↓

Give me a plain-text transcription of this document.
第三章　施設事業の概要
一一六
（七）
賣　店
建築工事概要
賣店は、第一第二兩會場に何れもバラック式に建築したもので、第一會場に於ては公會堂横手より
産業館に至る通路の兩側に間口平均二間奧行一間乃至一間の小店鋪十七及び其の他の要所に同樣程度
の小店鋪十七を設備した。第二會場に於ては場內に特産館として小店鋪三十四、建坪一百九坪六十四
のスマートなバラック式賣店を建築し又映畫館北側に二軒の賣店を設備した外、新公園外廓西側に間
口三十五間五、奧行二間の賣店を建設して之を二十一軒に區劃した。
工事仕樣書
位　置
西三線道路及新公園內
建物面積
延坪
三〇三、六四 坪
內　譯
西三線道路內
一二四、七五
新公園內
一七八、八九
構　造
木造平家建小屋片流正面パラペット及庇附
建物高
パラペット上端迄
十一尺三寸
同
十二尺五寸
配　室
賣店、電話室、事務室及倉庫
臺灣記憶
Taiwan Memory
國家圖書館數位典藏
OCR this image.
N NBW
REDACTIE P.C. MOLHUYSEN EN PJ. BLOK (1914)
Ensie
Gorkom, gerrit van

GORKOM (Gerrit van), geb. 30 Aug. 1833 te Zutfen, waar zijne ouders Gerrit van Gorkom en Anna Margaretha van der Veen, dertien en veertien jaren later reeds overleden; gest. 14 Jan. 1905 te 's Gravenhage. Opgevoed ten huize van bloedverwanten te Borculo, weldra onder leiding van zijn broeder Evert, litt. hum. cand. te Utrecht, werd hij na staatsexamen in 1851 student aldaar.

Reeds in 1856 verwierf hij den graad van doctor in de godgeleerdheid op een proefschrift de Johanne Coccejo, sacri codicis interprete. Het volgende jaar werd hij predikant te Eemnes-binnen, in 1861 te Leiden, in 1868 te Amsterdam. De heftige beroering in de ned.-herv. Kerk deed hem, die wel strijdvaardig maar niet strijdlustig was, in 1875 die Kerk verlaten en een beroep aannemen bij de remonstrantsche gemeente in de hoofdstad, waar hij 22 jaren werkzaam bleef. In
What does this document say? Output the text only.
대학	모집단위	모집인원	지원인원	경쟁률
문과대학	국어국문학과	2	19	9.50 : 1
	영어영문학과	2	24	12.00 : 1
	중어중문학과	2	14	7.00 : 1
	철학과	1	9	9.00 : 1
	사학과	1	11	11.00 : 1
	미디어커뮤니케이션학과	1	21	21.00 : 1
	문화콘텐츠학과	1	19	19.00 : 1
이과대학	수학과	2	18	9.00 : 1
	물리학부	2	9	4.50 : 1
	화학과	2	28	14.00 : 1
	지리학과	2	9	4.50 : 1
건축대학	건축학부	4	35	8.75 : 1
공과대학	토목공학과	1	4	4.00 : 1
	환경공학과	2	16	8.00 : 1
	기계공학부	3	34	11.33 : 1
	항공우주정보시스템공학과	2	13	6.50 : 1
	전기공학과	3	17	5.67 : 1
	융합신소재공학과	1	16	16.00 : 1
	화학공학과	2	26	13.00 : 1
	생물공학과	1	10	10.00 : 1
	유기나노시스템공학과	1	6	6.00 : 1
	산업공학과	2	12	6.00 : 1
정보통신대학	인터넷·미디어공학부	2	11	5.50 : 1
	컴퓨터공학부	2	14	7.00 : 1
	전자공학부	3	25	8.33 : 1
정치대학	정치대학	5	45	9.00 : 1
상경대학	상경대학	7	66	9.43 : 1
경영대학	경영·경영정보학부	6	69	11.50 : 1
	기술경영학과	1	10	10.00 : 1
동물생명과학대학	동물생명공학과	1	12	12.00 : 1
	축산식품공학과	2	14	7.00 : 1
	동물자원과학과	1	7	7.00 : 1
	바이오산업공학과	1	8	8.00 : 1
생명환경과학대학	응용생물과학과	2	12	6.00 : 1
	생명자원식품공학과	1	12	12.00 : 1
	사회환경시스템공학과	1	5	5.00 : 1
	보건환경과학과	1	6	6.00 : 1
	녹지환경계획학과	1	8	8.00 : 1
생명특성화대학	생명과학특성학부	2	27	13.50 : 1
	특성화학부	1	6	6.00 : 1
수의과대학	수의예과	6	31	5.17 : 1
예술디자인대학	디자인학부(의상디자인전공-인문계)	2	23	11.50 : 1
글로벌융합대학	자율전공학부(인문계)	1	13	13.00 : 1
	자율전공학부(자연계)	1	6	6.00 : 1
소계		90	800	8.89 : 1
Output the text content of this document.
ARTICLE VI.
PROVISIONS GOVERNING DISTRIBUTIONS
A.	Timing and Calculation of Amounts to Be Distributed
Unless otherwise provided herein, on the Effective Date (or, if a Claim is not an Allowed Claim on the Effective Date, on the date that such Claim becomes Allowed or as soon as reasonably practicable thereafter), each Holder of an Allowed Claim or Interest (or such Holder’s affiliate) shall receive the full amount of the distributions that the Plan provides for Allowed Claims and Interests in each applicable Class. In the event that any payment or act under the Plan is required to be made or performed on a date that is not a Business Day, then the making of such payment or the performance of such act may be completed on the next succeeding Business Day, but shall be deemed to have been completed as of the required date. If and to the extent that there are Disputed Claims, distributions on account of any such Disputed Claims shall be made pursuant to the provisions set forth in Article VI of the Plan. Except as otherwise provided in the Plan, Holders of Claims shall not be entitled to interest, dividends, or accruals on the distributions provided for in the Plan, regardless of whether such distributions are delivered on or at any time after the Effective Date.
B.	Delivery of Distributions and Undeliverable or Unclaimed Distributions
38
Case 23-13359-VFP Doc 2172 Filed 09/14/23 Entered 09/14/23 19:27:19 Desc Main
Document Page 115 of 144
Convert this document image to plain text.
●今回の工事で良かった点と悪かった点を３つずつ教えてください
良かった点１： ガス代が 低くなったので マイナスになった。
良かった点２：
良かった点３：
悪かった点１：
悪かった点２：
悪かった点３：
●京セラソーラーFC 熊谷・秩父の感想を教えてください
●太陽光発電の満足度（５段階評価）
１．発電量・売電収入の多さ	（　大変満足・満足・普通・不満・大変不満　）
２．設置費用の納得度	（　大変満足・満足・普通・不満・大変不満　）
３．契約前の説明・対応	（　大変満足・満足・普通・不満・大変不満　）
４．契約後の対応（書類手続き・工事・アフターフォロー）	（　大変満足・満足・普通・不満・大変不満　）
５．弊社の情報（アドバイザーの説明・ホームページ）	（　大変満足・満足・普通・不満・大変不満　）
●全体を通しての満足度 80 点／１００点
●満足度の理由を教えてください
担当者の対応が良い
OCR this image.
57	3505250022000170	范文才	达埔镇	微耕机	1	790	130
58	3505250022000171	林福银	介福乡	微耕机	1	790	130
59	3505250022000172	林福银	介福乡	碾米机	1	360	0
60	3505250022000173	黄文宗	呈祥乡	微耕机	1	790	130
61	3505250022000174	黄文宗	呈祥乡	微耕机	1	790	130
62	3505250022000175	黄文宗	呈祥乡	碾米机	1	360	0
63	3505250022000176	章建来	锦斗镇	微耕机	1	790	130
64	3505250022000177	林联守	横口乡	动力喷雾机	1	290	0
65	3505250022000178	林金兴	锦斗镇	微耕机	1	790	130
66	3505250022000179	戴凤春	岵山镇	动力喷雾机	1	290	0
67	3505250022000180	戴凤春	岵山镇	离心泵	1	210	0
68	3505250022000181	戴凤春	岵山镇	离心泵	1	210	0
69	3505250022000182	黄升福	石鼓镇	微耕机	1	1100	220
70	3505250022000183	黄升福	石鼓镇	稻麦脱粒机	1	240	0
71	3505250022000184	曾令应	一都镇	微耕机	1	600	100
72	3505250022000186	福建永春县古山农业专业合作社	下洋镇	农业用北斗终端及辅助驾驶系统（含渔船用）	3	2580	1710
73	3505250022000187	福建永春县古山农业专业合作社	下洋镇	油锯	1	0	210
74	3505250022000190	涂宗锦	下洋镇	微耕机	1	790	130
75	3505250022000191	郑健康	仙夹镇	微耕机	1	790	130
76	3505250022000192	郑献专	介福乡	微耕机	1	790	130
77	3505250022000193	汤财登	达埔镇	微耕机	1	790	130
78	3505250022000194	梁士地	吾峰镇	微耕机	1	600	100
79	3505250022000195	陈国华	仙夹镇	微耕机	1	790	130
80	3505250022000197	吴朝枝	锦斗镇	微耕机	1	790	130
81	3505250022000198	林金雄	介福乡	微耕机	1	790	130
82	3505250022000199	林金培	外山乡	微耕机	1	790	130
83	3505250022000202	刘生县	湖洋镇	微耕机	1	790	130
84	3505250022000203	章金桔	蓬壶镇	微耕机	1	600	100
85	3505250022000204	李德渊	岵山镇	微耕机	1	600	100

↑

Copy each line of the records containing the string "werd".

GORKOM (Gerrit van), geb. 30 Aug. 1833 te Zutfen, waar zijne ouders Gerrit van Gorkom en Anna Margaretha van der Veen, dertien en veertien jaren later reeds overleden; gest. 14 Jan. 1905 te 's Gravenhage. Opgevoed ten huize van bloedverwanten te Borculo, weldra onder leiding van zijn broeder Evert, litt. hum. cand. te Utrecht, werd hij na staatsexamen in 1851 student aldaar.
Reeds in 1856 verwierf hij den graad van doctor in de godgeleerdheid op een proefschrift de Johanne Coccejo, sacri codicis interprete. Het volgende jaar werd hij predikant te Eemnes-binnen, in 1861 te Leiden, in 1868 te Amsterdam. De heftige beroering in de ned.-herv. Kerk deed hem, die wel strijdvaardig maar niet strijdlustig was, in 1875 die Kerk verlaten en een beroep aannemen bij de remonstrantsche gemeente in de hoofdstad, waar hij 22 jaren werkzaam bleef. In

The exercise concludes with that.